*TASK STATEMENT:* Copy out the data exactly, leaving the pictures behind.

[Data entries]
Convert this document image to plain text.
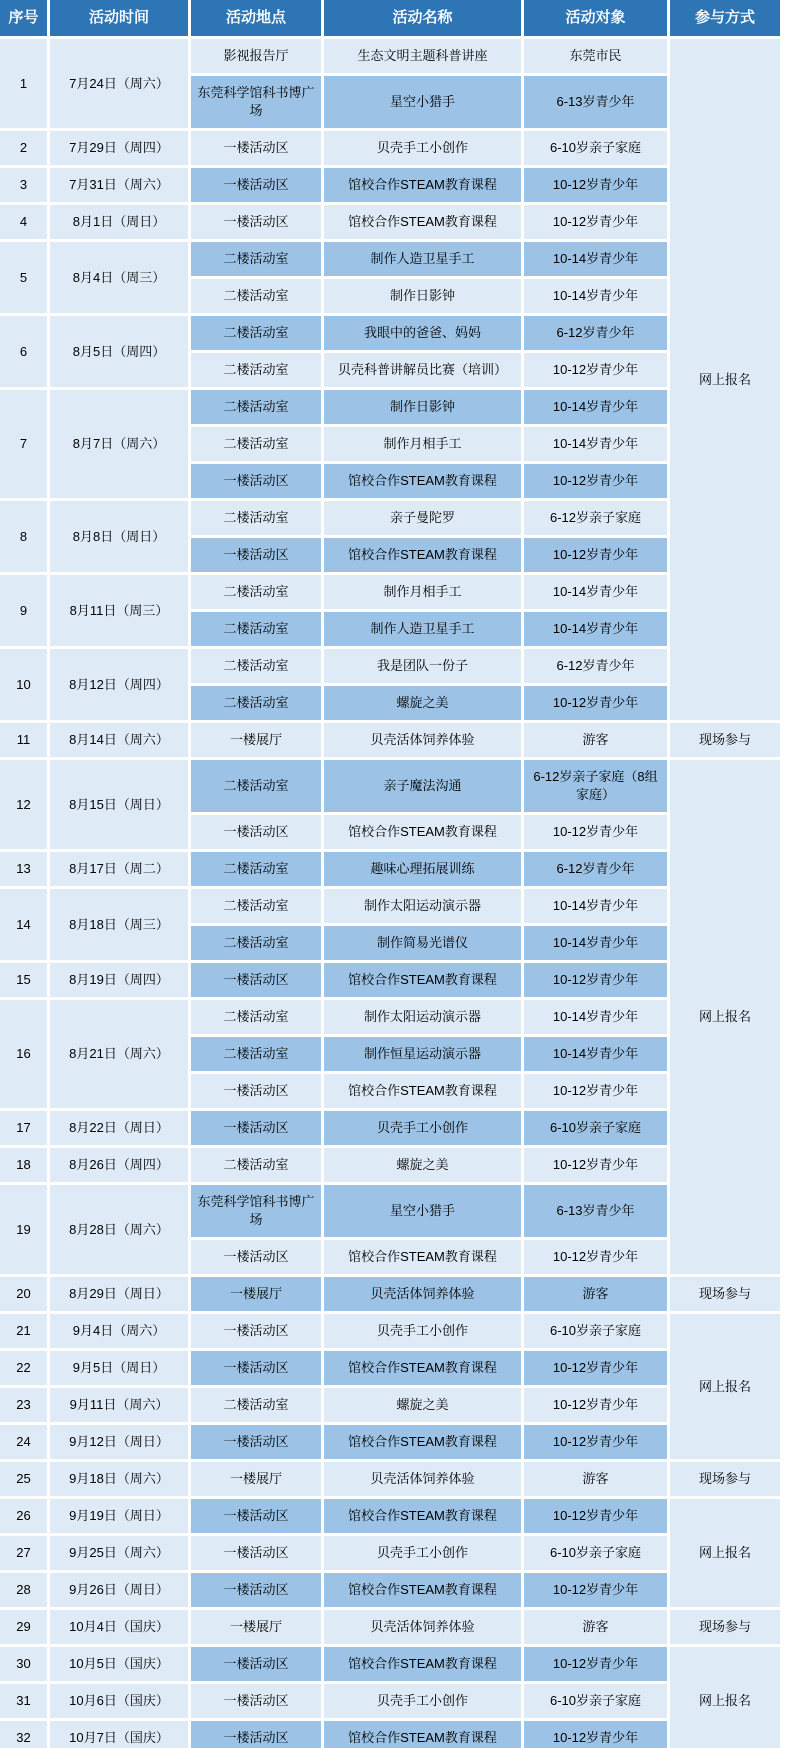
序号	活动时间	活动地点	活动名称	活动对象	参与方式
1	7月24日（周六）	影视报告厅	生态文明主题科普讲座	东莞市民	网上报名
		东莞科学馆科书博广场	星空小猎手	6-13岁青少年	
2	7月29日（周四）	一楼活动区	贝壳手工小创作	6-10岁亲子家庭	
3	7月31日（周六）	一楼活动区	馆校合作STEAM教育课程	10-12岁青少年	
4	8月1日（周日）	一楼活动区	馆校合作STEAM教育课程	10-12岁青少年	
5	8月4日（周三）	二楼活动室	制作人造卫星手工	10-14岁青少年	
		二楼活动室	制作日影钟	10-14岁青少年	
6	8月5日（周四）	二楼活动室	我眼中的爸爸、妈妈	6-12岁青少年	
		二楼活动室	贝壳科普讲解员比赛（培训）	10-12岁青少年	
7	8月7日（周六）	二楼活动室	制作日影钟	10-14岁青少年	
		二楼活动室	制作月相手工	10-14岁青少年	
		一楼活动区	馆校合作STEAM教育课程	10-12岁青少年	
8	8月8日（周日）	二楼活动室	亲子曼陀罗	6-12岁亲子家庭	
		一楼活动区	馆校合作STEAM教育课程	10-12岁青少年	
9	8月11日（周三）	二楼活动室	制作月相手工	10-14岁青少年	
		二楼活动室	制作人造卫星手工	10-14岁青少年	
10	8月12日（周四）	二楼活动室	我是团队一份子	6-12岁青少年	
		二楼活动室	螺旋之美	10-12岁青少年	
11	8月14日（周六）	一楼展厅	贝壳活体饲养体验	游客	现场参与
12	8月15日（周日）	二楼活动室	亲子魔法沟通	6-12岁亲子家庭（8组家庭）	网上报名
		一楼活动区	馆校合作STEAM教育课程	10-12岁青少年	
13	8月17日（周二）	二楼活动室	趣味心理拓展训练	6-12岁青少年	
14	8月18日（周三）	二楼活动室	制作太阳运动演示器	10-14岁青少年	
		二楼活动室	制作简易光谱仪	10-14岁青少年	
15	8月19日（周四）	一楼活动区	馆校合作STEAM教育课程	10-12岁青少年	
16	8月21日（周六）	二楼活动室	制作太阳运动演示器	10-14岁青少年	
		二楼活动室	制作恒星运动演示器	10-14岁青少年	
		一楼活动区	馆校合作STEAM教育课程	10-12岁青少年	
17	8月22日（周日）	一楼活动区	贝壳手工小创作	6-10岁亲子家庭	
18	8月26日（周四）	二楼活动室	螺旋之美	10-12岁青少年	
19	8月28日（周六）	东莞科学馆科书博广场	星空小猎手	6-13岁青少年	
		一楼活动区	馆校合作STEAM教育课程	10-12岁青少年	
20	8月29日（周日）	一楼展厅	贝壳活体饲养体验	游客	现场参与
21	9月4日（周六）	一楼活动区	贝壳手工小创作	6-10岁亲子家庭	网上报名
22	9月5日（周日）	一楼活动区	馆校合作STEAM教育课程	10-12岁青少年	
23	9月11日（周六）	二楼活动室	螺旋之美	10-12岁青少年	
24	9月12日（周日）	一楼活动区	馆校合作STEAM教育课程	10-12岁青少年	
25	9月18日（周六）	一楼展厅	贝壳活体饲养体验	游客	现场参与
26	9月19日（周日）	一楼活动区	馆校合作STEAM教育课程	10-12岁青少年	网上报名
27	9月25日（周六）	一楼活动区	贝壳手工小创作	6-10岁亲子家庭	
28	9月26日（周日）	一楼活动区	馆校合作STEAM教育课程	10-12岁青少年	
29	10月4日（国庆）	一楼展厅	贝壳活体饲养体验	游客	现场参与
30	10月5日（国庆）	一楼活动区	馆校合作STEAM教育课程	10-12岁青少年	网上报名
31	10月6日（国庆）	一楼活动区	贝壳手工小创作	6-10岁亲子家庭	
32	10月7日（国庆）	一楼活动区	馆校合作STEAM教育课程	10-12岁青少年	
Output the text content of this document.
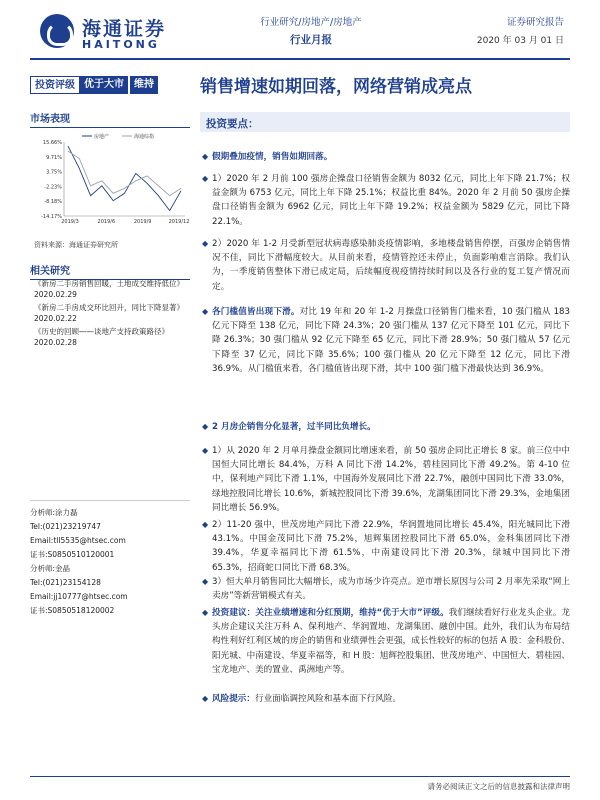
海通证券
HAITONG
行业研究/房地产/房地产
行业月报
证券研究报告
2020 年 03 月 01 日
投资评级 优于大市	维持	销售增速如期回落，网络营销成亮点
市场表现
15.66%
9.71%
3.75%
-2.23%
-8.18%
-14.17%
2019/3	2019/6	2019/9	2019/12
房地产	海通综指
资料来源：海通证券研究所
相关研究
《新房二手房销售回暖，土地成交维持低位》
2020.02.29
《新房二手房成交环比回升，同比下降显著》
2020.02.22
《历史的回顾——谈地产支持政策路径》
2020.02.28
分析师:涂力磊
Tel:(021)23219747
Email:tll5535@htsec.com
证书:S0850510120001
分析师:金晶
Tel:(021)23154128
Email:jj10777@htsec.com
证书:S0850518120002
投资要点：
◆ 假期叠加疫情，销售如期回落。
◆ 1）2020 年 2 月前 100 强房企操盘口径销售金额为 8032 亿元，同比上年下降 21.7%；权益金额为 6753 亿元，同比上年下降 25.1%；权益比重 84%。2020 年 2 月前 50 强房企操盘口径销售金额为 6962 亿元，同比上年下降 19.2%；权益金额为 5829 亿元，同比下降 22.1%。
◆ 2）2020 年 1-2 月受新型冠状病毒感染肺炎疫情影响，多地楼盘销售停摆，百强房企销售情况不佳，同比下滑幅度较大。从目前来看，疫情管控还未停止，负面影响难言消除。我们认为，一季度销售整体下滑已成定局，后续幅度视疫情持续时间以及各行业的复工复产情况而定。
◆ 各门槛值皆出现下滑。对比 19 年和 20 年 1-2 月操盘口径销售门槛来看，10 强门槛从 183 亿元下降至 138 亿元，同比下降 24.3%；20 强门槛从 137 亿元下降至 101 亿元，同比下降 26.3%；30 强门槛从 92 亿元下降至 65 亿元，同比下滑 28.9%；50 强门槛从 57 亿元下降至 37 亿元，同比下降 35.6%；100 强门槛从 20 亿元下降至 12 亿元，同比下滑 36.9%。从门槛值来看，各门槛值皆出现下滑，其中 100 强门槛下滑最快达到 36.9%。
◆ 2 月房企销售分化显著，过半同比负增长。
◆ 1）从 2020 年 2 月单月操盘金额同比增速来看，前 50 强房企同比正增长 8 家。前三位中中国恒大同比增长 84.4%，万科 A 同比下滑 14.2%，碧桂园同比下滑 49.2%。第 4-10 位中，保利地产同比下滑 1.1%，中国海外发展同比下滑 22.7%，融创中国同比下滑 33.0%，绿地控股同比增长 10.6%，新城控股同比下滑 39.6%，龙湖集团同比下滑 29.3%，金地集团同比增长 56.9%。
◆ 2）11-20 强中，世茂房地产同比下滑 22.9%，华润置地同比增长 45.4%，阳光城同比下滑 43.1%。中国金茂同比下滑 75.2%，旭辉集团控股同比下滑 65.0%，金科集团同比下滑 39.4%，华夏幸福同比下滑 61.5%，中南建设同比下滑 20.3%，绿城中国同比下滑 65.3%，招商蛇口同比下滑 68.3%。
◆ 3）恒大单月销售同比大幅增长，成为市场少许亮点。逆市增长原因与公司 2 月率先采取“网上卖房”等新营销模式有关。
◆ 投资建议：关注业绩增速和分红预期，维持“优于大市”评级。我们继续看好行业龙头企业。龙头房企建议关注万科 A、保利地产、华润置地、龙湖集团、融创中国。此外，我们认为布局结构性利好红利区域的房企的销售和业绩弹性会更强，成长性较好的标的包括 A 股：金科股份、阳光城、中南建设、华夏幸福等，和 H 股：旭辉控股集团、世茂房地产、中国恒大、碧桂园、宝龙地产、美的置业、禹洲地产等。
◆ 风险提示：行业面临调控风险和基本面下行风险。
请务必阅读正文之后的信息披露和法律声明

*FINAL RESULT:*
Convert this document image to plain text.
序号	活动时间	活动地点	活动名称	活动对象	参与方式
1	7月24日（周六）	影视报告厅	生态文明主题科普讲座	东莞市民	网上报名
		东莞科学馆科书博广场	星空小猎手	6-13岁青少年	
2	7月29日（周四）	一楼活动区	贝壳手工小创作	6-10岁亲子家庭	
3	7月31日（周六）	一楼活动区	馆校合作STEAM教育课程	10-12岁青少年	
4	8月1日（周日）	一楼活动区	馆校合作STEAM教育课程	10-12岁青少年	
5	8月4日（周三）	二楼活动室	制作人造卫星手工	10-14岁青少年	
		二楼活动室	制作日影钟	10-14岁青少年	
6	8月5日（周四）	二楼活动室	我眼中的爸爸、妈妈	6-12岁青少年	
		二楼活动室	贝壳科普讲解员比赛（培训）	10-12岁青少年	
7	8月7日（周六）	二楼活动室	制作日影钟	10-14岁青少年	
		二楼活动室	制作月相手工	10-14岁青少年	
		一楼活动区	馆校合作STEAM教育课程	10-12岁青少年	
8	8月8日（周日）	二楼活动室	亲子曼陀罗	6-12岁亲子家庭	
		一楼活动区	馆校合作STEAM教育课程	10-12岁青少年	
9	8月11日（周三）	二楼活动室	制作月相手工	10-14岁青少年	
		二楼活动室	制作人造卫星手工	10-14岁青少年	
10	8月12日（周四）	二楼活动室	我是团队一份子	6-12岁青少年	
		二楼活动室	螺旋之美	10-12岁青少年	
11	8月14日（周六）	一楼展厅	贝壳活体饲养体验	游客	现场参与
12	8月15日（周日）	二楼活动室	亲子魔法沟通	6-12岁亲子家庭（8组家庭）	网上报名
		一楼活动区	馆校合作STEAM教育课程	10-12岁青少年	
13	8月17日（周二）	二楼活动室	趣味心理拓展训练	6-12岁青少年	
14	8月18日（周三）	二楼活动室	制作太阳运动演示器	10-14岁青少年	
		二楼活动室	制作简易光谱仪	10-14岁青少年	
15	8月19日（周四）	一楼活动区	馆校合作STEAM教育课程	10-12岁青少年	
16	8月21日（周六）	二楼活动室	制作太阳运动演示器	10-14岁青少年	
		二楼活动室	制作恒星运动演示器	10-14岁青少年	
		一楼活动区	馆校合作STEAM教育课程	10-12岁青少年	
17	8月22日（周日）	一楼活动区	贝壳手工小创作	6-10岁亲子家庭	
18	8月26日（周四）	二楼活动室	螺旋之美	10-12岁青少年	
19	8月28日（周六）	东莞科学馆科书博广场	星空小猎手	6-13岁青少年	
		一楼活动区	馆校合作STEAM教育课程	10-12岁青少年	
20	8月29日（周日）	一楼展厅	贝壳活体饲养体验	游客	现场参与
21	9月4日（周六）	一楼活动区	贝壳手工小创作	6-10岁亲子家庭	网上报名
22	9月5日（周日）	一楼活动区	馆校合作STEAM教育课程	10-12岁青少年	
23	9月11日（周六）	二楼活动室	螺旋之美	10-12岁青少年	
24	9月12日（周日）	一楼活动区	馆校合作STEAM教育课程	10-12岁青少年	
25	9月18日（周六）	一楼展厅	贝壳活体饲养体验	游客	现场参与
26	9月19日（周日）	一楼活动区	馆校合作STEAM教育课程	10-12岁青少年	网上报名
27	9月25日（周六）	一楼活动区	贝壳手工小创作	6-10岁亲子家庭	
28	9月26日（周日）	一楼活动区	馆校合作STEAM教育课程	10-12岁青少年	
29	10月4日（国庆）	一楼展厅	贝壳活体饲养体验	游客	现场参与
30	10月5日（国庆）	一楼活动区	馆校合作STEAM教育课程	10-12岁青少年	网上报名
31	10月6日（国庆）	一楼活动区	贝壳手工小创作	6-10岁亲子家庭	
32	10月7日（国庆）	一楼活动区	馆校合作STEAM教育课程	10-12岁青少年	
Output the text content of this document.
海通证券
HAITONG
行业研究/房地产/房地产
行业月报
证券研究报告
2020 年 03 月 01 日
投资评级 优于大市	维持	销售增速如期回落，网络营销成亮点
市场表现
15.66%
9.71%
3.75%
-2.23%
-8.18%
-14.17%
2019/3	2019/6	2019/9	2019/12
房地产	海通综指
资料来源：海通证券研究所
相关研究
《新房二手房销售回暖，土地成交维持低位》
2020.02.29
《新房二手房成交环比回升，同比下降显著》
2020.02.22
《历史的回顾——谈地产支持政策路径》
2020.02.28
分析师:涂力磊
Tel:(021)23219747
Email:tll5535@htsec.com
证书:S0850510120001
分析师:金晶
Tel:(021)23154128
Email:jj10777@htsec.com
证书:S0850518120002
投资要点：
◆ 假期叠加疫情，销售如期回落。
◆ 1）2020 年 2 月前 100 强房企操盘口径销售金额为 8032 亿元，同比上年下降 21.7%；权益金额为 6753 亿元，同比上年下降 25.1%；权益比重 84%。2020 年 2 月前 50 强房企操盘口径销售金额为 6962 亿元，同比上年下降 19.2%；权益金额为 5829 亿元，同比下降 22.1%。
◆ 2）2020 年 1-2 月受新型冠状病毒感染肺炎疫情影响，多地楼盘销售停摆，百强房企销售情况不佳，同比下滑幅度较大。从目前来看，疫情管控还未停止，负面影响难言消除。我们认为，一季度销售整体下滑已成定局，后续幅度视疫情持续时间以及各行业的复工复产情况而定。
◆ 各门槛值皆出现下滑。对比 19 年和 20 年 1-2 月操盘口径销售门槛来看，10 强门槛从 183 亿元下降至 138 亿元，同比下降 24.3%；20 强门槛从 137 亿元下降至 101 亿元，同比下降 26.3%；30 强门槛从 92 亿元下降至 65 亿元，同比下滑 28.9%；50 强门槛从 57 亿元下降至 37 亿元，同比下降 35.6%；100 强门槛从 20 亿元下降至 12 亿元，同比下滑 36.9%。从门槛值来看，各门槛值皆出现下滑，其中 100 强门槛下滑最快达到 36.9%。
◆ 2 月房企销售分化显著，过半同比负增长。
◆ 1）从 2020 年 2 月单月操盘金额同比增速来看，前 50 强房企同比正增长 8 家。前三位中中国恒大同比增长 84.4%，万科 A 同比下滑 14.2%，碧桂园同比下滑 49.2%。第 4-10 位中，保利地产同比下滑 1.1%，中国海外发展同比下滑 22.7%，融创中国同比下滑 33.0%，绿地控股同比增长 10.6%，新城控股同比下滑 39.6%，龙湖集团同比下滑 29.3%，金地集团同比增长 56.9%。
◆ 2）11-20 强中，世茂房地产同比下滑 22.9%，华润置地同比增长 45.4%，阳光城同比下滑 43.1%。中国金茂同比下滑 75.2%，旭辉集团控股同比下滑 65.0%，金科集团同比下滑 39.4%，华夏幸福同比下滑 61.5%，中南建设同比下滑 20.3%，绿城中国同比下滑 65.3%，招商蛇口同比下滑 68.3%。
◆ 3）恒大单月销售同比大幅增长，成为市场少许亮点。逆市增长原因与公司 2 月率先采取“网上卖房”等新营销模式有关。
◆ 投资建议：关注业绩增速和分红预期，维持“优于大市”评级。我们继续看好行业龙头企业。龙头房企建议关注万科 A、保利地产、华润置地、龙湖集团、融创中国。此外，我们认为布局结构性利好红利区域的房企的销售和业绩弹性会更强，成长性较好的标的包括 A 股：金科股份、阳光城、中南建设、华夏幸福等，和 H 股：旭辉控股集团、世茂房地产、中国恒大、碧桂园、宝龙地产、美的置业、禹洲地产等。
◆ 风险提示：行业面临调控风险和基本面下行风险。
请务必阅读正文之后的信息披露和法律声明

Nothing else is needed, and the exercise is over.